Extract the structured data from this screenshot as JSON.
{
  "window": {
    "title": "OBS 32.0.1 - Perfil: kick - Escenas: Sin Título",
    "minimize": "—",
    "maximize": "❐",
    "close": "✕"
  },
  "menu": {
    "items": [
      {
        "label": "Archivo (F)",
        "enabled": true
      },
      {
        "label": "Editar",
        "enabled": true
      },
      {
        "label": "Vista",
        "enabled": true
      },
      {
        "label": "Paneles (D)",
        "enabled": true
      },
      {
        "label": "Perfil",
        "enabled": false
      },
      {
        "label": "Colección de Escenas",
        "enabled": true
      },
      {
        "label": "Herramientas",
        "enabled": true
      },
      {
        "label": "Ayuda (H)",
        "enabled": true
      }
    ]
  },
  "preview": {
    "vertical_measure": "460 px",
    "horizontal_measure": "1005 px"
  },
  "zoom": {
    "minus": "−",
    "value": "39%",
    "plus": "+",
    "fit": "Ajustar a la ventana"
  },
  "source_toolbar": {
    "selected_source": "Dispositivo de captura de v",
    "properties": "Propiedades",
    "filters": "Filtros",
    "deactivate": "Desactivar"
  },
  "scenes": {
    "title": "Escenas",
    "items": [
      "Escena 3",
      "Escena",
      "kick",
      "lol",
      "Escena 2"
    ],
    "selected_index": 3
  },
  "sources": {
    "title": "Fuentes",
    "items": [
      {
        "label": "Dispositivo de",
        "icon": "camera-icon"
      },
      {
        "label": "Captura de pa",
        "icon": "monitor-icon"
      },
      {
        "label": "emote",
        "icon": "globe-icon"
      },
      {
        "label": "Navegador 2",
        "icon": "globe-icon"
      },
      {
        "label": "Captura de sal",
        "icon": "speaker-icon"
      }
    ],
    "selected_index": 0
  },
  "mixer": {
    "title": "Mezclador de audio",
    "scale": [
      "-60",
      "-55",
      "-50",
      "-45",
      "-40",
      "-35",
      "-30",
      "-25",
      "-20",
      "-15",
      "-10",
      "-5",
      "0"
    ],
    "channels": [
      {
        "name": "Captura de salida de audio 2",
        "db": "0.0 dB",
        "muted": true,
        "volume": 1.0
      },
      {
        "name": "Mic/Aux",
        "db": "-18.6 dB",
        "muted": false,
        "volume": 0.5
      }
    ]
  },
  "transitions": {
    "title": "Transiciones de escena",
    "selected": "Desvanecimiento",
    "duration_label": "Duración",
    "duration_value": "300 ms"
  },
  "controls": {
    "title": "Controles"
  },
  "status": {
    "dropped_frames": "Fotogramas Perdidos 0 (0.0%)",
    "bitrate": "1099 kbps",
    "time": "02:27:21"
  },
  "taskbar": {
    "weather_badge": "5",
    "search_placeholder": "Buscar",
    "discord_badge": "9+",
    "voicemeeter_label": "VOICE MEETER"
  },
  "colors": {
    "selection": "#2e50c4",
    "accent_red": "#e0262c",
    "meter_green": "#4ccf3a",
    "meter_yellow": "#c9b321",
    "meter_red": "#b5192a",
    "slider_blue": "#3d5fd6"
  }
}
_ _ _ _ _
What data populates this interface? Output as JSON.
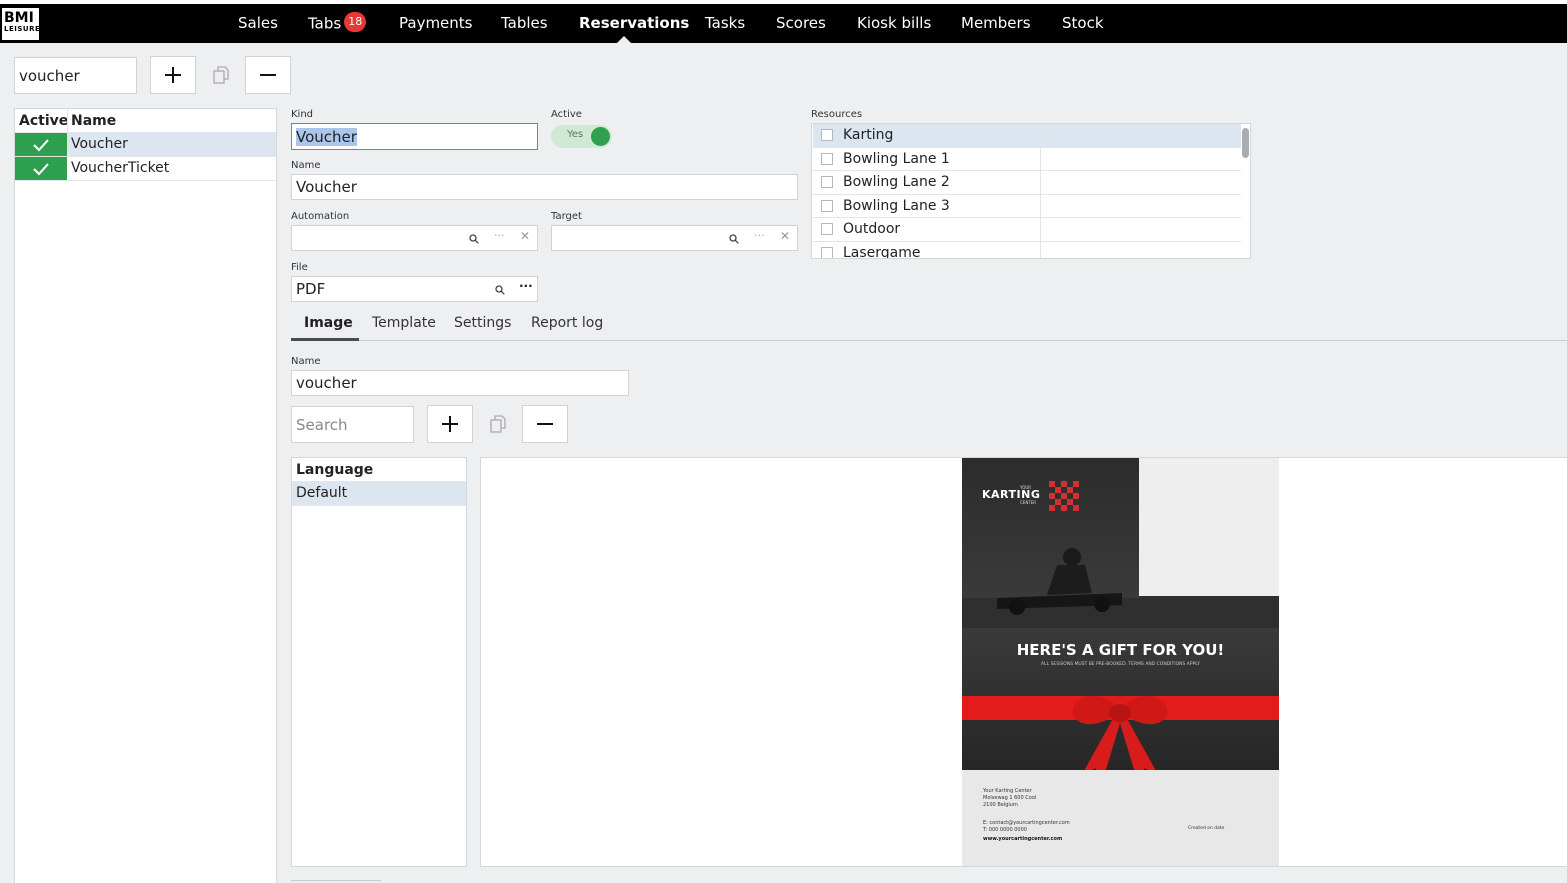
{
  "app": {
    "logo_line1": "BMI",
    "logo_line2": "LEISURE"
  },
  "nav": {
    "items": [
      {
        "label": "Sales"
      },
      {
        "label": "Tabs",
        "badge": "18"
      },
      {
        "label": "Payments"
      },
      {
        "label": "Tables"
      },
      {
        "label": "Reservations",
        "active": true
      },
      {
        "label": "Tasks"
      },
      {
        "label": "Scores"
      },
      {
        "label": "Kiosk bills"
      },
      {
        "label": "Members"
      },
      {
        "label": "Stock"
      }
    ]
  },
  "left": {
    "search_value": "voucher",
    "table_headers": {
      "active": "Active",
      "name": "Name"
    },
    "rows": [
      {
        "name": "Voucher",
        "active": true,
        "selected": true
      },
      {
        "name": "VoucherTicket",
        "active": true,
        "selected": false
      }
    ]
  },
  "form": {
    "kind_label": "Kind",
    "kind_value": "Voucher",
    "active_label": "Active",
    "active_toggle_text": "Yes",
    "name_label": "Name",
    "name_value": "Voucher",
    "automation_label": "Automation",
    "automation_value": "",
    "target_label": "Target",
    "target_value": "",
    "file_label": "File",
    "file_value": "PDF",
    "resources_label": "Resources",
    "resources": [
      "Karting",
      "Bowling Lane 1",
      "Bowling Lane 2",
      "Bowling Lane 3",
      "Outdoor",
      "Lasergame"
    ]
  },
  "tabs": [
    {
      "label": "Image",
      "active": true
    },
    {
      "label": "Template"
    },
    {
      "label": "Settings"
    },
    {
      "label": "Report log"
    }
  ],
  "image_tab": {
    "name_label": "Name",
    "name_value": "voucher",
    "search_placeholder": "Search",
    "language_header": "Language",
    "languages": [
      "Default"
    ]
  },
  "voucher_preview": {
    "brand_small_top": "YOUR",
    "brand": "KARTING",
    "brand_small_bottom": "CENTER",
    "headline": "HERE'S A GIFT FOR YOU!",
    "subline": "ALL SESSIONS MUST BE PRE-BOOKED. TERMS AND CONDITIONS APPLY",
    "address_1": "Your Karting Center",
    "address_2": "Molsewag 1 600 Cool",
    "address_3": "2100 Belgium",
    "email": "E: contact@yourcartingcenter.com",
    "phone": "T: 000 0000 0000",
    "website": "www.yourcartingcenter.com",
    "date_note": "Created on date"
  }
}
_ _ _ _ _
_THE EXERCISE_
Reply with only the number of lines in the entries that contain the word "icon".

_COMPLETE RESPONSE_
5